**RECORDS TO PROCESS:**

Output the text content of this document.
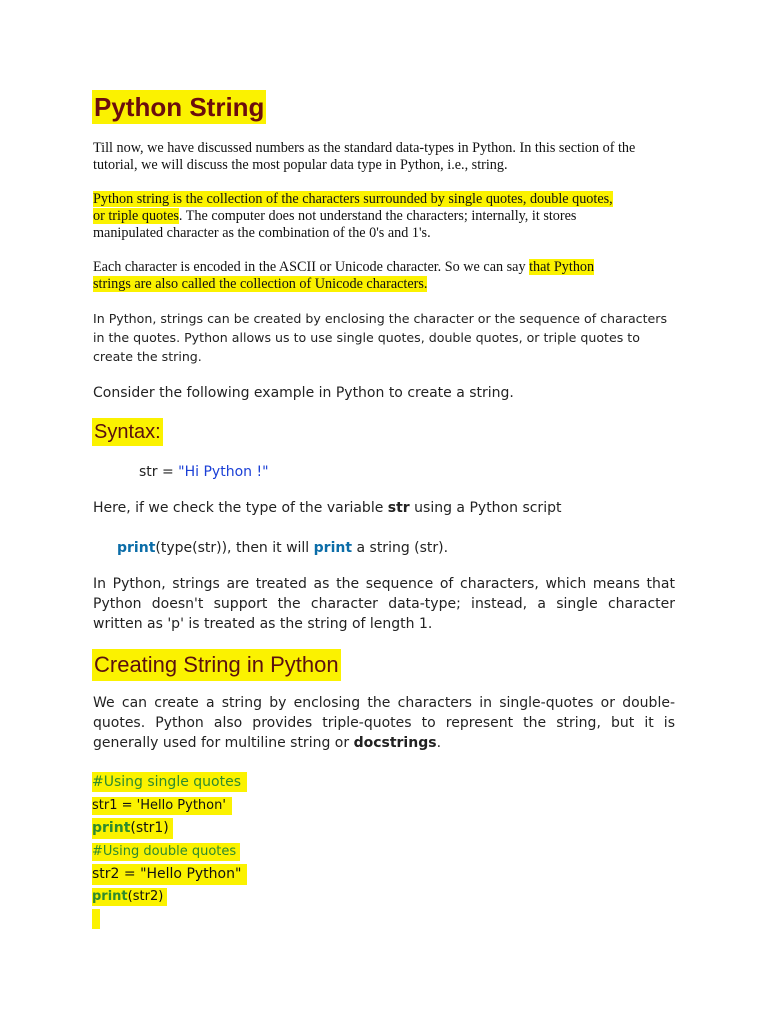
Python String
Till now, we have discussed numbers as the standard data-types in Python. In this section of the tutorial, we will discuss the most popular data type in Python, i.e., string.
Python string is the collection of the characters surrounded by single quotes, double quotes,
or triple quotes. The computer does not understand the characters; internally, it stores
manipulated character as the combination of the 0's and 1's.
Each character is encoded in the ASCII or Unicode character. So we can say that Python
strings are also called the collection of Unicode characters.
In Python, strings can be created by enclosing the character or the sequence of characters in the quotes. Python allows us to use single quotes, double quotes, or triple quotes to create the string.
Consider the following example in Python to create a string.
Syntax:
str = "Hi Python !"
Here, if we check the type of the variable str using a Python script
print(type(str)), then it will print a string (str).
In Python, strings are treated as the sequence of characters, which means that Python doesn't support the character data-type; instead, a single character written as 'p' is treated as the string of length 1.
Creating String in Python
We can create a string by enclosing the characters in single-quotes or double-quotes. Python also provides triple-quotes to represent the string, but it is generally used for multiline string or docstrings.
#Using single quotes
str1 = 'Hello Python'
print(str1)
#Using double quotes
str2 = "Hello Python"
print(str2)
==
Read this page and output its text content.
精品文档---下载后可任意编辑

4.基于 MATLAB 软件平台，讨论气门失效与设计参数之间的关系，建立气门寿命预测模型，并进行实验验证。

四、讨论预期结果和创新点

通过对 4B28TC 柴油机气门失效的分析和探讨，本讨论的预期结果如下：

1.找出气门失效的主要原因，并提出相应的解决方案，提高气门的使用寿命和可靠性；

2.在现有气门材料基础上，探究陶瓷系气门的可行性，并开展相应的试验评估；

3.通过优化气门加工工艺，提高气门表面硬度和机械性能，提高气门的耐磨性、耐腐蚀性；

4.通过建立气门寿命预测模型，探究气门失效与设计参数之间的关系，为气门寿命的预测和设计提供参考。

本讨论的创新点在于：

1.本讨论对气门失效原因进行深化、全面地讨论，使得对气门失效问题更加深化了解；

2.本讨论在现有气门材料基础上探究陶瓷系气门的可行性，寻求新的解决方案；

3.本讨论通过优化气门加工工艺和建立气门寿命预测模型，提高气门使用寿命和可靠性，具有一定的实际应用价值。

**TASK OBJECTIVE:** In the records above, collect each line with "Hello".

**ANSWER TO THE PROBLEM:**
str1 = 'Hello Python'
str2 = "Hello Python"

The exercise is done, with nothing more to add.